Leafy salads are a recent development in the history of Mediterranean Jewish cooking. Recipes for greens tossed in vinaigrette are relatively rare in older cookbooks, though these salads are popular today. The term salad in Sephardic and Mediterranean kitchens usually refers to dishes of cooked vegetables served at room temperature, and some that in contemporary terms would be dips or spreads.

I have found the vinaigrettes in Sephardic recipes from Greece and Turkey to be unusual. In the Mediterranean, in Spain and Portugal, in Italy and France, the ratio of oil to vinegar is usually three to one. But in many of the Sephardic Turkish recipes, the ratio is one to one — a very tart palate. I cannot say why this is the case. Excess acidity can act as a preservative and brighten dishes served at room temperature, but this would be true all over the Mediterranean. Vinegar is not the only acid used, either. Lemon is popular, too, with most dishes arriving with a side plate of lemon wedges. I have a natural predilection for acidic foods, so these dishes don't pucker my palate, but you will have to play with these recipes until you reach your desired tartness level.

------------------------------------------------------------------------

- [Given task 1]
Reproduce the passage on Sephardic salads and vinaigrettes from "Leafy salads are" up to and including "dips or spreads.".
The passage and the records have no connection to each other.

- [Material shown]
------------------------------------------------------------------------

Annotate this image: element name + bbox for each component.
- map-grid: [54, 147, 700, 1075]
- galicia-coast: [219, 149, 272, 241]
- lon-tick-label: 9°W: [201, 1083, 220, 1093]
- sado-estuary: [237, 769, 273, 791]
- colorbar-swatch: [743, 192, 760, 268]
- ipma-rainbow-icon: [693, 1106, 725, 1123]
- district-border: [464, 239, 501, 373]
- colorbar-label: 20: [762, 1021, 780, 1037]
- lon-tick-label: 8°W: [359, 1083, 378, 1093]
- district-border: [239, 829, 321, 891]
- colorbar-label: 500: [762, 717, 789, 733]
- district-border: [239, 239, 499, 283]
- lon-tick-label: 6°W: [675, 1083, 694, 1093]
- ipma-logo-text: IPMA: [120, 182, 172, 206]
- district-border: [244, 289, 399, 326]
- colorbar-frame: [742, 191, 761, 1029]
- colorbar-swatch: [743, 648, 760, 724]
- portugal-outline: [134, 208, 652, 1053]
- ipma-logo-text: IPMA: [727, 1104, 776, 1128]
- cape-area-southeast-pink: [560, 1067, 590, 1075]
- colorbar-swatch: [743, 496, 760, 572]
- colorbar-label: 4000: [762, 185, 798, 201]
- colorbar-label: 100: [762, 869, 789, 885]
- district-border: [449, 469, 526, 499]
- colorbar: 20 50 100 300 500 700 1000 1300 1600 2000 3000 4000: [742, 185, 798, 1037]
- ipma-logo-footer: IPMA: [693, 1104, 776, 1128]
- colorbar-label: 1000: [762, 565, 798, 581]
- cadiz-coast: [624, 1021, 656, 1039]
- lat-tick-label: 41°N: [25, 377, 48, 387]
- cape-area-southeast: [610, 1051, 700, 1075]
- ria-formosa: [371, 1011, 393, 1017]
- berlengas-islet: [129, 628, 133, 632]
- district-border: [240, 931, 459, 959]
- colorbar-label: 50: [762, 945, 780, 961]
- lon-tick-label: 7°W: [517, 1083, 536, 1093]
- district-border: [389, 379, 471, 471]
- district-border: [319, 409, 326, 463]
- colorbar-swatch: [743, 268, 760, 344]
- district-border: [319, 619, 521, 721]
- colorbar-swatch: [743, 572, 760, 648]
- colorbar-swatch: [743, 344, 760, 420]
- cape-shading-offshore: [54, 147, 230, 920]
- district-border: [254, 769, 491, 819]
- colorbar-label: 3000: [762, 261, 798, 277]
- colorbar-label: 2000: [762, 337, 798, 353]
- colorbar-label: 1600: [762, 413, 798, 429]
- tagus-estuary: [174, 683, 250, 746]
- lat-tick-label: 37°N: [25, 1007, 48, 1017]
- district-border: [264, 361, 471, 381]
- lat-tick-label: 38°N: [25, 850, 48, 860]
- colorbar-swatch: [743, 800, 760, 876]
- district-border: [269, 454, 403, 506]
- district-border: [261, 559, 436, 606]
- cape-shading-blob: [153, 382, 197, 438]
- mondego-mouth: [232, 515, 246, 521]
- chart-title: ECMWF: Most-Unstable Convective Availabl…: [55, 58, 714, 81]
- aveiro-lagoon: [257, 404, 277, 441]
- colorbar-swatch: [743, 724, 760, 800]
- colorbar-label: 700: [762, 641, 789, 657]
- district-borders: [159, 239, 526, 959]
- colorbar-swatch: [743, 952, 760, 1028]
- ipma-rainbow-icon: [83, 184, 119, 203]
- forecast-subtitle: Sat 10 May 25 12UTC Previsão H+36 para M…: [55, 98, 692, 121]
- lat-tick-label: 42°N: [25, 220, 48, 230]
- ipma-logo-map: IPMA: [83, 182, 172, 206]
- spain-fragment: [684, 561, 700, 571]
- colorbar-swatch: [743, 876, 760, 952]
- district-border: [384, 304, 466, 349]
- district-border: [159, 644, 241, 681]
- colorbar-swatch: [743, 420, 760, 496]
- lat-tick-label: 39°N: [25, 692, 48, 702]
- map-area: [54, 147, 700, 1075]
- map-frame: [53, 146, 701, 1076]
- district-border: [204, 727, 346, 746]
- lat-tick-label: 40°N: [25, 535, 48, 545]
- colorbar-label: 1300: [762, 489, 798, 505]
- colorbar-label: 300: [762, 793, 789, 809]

------------------------------------------------------------------------

- [Given task 2]
Recast the records as a JSON list of strings, one string per line, from the start of the records up to and including the line with "- district-border: [239, 829, 321, 891]", leaving out any blank lines.

- [Correct answer 1]
Leafy salads are a recent development in the history of Mediterranean Jewish cooking. Recipes for greens tossed in vinaigrette are relatively rare in older cookbooks, though these salads are popular today. The term salad in Sephardic and Mediterranean kitchens usually refers to dishes of cooked vegetables served at room temperature, and some that in contemporary terms would be dips or spreads.

- [Correct answer 2]
[
  "Annotate this image: element name + bbox for each component.",
  "- map-grid: [54, 147, 700, 1075]",
  "- galicia-coast: [219, 149, 272, 241]",
  "- lon-tick-label: 9°W: [201, 1083, 220, 1093]",
  "- sado-estuary: [237, 769, 273, 791]",
  "- colorbar-swatch: [743, 192, 760, 268]",
  "- ipma-rainbow-icon: [693, 1106, 725, 1123]",
  "- district-border: [464, 239, 501, 373]",
  "- colorbar-label: 20: [762, 1021, 780, 1037]",
  "- lon-tick-label: 8°W: [359, 1083, 378, 1093]",
  "- district-border: [239, 829, 321, 891]"
]